Do this.
Say how many lines of the listing below contain "year", giving the number and nothing else.

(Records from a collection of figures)
>> Start
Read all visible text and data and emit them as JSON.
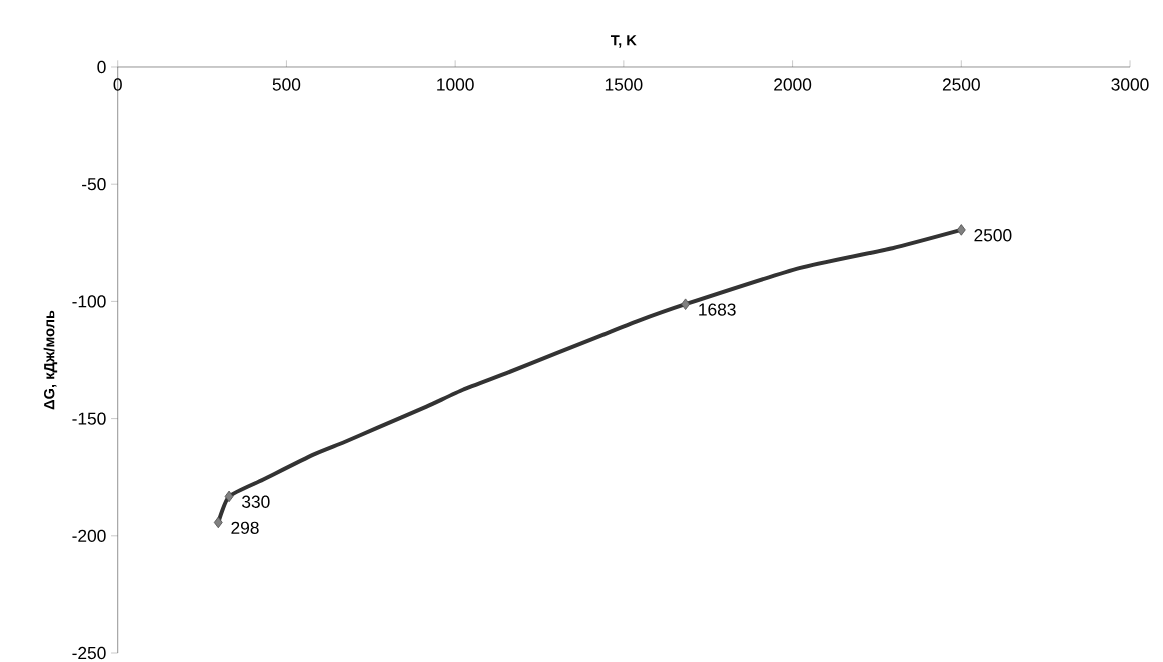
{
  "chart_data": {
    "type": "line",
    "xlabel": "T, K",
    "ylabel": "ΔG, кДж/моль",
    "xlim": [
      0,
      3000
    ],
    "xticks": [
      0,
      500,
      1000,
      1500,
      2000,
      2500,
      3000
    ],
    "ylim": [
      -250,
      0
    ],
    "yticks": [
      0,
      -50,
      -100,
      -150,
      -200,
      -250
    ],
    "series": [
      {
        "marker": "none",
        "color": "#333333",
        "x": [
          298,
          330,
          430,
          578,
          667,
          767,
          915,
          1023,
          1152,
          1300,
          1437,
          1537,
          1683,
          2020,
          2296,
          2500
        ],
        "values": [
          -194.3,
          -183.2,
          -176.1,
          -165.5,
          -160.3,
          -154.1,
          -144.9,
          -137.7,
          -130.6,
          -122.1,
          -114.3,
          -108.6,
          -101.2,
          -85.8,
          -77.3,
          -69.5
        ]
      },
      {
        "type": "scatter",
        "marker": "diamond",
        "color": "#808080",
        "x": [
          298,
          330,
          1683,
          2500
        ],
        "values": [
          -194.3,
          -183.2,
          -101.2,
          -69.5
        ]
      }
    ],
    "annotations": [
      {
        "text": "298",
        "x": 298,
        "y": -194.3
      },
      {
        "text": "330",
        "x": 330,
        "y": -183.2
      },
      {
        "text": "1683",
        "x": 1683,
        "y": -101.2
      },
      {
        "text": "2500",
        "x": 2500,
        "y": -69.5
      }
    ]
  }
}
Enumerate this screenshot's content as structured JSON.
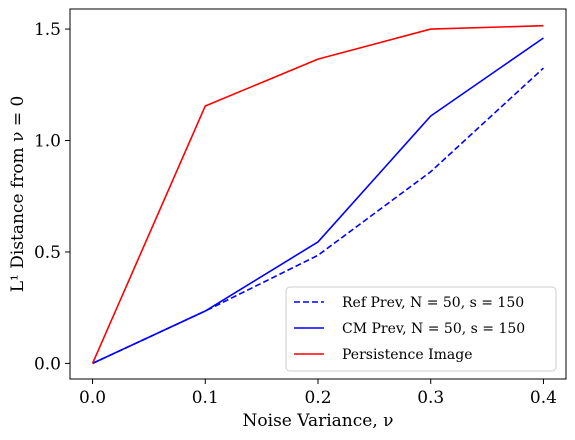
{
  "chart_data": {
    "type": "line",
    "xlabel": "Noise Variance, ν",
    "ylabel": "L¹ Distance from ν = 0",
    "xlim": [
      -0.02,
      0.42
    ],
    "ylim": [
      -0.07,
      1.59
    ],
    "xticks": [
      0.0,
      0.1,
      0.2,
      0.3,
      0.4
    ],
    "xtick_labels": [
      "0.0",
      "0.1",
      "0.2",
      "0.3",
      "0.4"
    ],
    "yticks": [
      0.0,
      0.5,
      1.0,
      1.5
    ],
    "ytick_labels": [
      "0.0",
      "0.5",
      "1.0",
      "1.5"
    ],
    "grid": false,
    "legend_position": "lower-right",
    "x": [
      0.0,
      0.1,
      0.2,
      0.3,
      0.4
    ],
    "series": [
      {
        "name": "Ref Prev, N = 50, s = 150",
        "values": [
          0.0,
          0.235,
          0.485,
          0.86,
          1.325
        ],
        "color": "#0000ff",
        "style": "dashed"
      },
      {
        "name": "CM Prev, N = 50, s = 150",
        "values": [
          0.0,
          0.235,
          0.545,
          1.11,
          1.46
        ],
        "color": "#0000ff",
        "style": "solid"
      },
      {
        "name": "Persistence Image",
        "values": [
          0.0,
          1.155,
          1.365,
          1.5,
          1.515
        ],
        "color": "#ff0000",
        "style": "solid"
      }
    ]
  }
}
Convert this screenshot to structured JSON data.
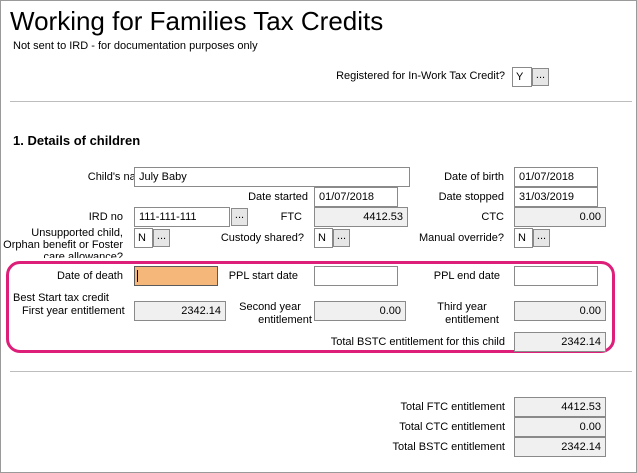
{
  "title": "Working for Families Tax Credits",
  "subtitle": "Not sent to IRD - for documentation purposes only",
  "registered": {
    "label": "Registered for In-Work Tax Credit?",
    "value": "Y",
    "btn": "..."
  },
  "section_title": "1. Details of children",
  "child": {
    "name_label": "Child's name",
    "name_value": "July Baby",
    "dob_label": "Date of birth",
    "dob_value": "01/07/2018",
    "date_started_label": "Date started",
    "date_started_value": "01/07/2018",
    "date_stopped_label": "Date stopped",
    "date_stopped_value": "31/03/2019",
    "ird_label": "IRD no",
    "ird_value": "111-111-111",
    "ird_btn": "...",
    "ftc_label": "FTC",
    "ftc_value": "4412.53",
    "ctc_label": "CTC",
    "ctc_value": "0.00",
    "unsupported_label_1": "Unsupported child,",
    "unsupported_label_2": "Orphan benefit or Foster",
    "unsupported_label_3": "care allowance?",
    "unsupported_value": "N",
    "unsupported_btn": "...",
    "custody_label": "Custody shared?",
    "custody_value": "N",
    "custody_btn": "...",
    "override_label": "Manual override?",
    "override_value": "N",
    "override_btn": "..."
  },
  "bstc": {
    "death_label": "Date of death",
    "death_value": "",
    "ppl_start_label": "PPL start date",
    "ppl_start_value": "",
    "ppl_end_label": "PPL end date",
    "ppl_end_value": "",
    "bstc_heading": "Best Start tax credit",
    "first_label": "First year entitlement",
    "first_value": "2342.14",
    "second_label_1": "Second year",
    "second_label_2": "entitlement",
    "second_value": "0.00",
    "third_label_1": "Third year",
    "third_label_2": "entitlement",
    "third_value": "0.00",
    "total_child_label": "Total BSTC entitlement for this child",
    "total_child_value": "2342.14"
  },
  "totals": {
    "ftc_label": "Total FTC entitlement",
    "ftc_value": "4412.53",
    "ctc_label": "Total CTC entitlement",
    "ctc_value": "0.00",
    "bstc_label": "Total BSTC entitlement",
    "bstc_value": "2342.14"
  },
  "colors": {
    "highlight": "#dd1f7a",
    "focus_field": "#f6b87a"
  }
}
>> End
The reply.
3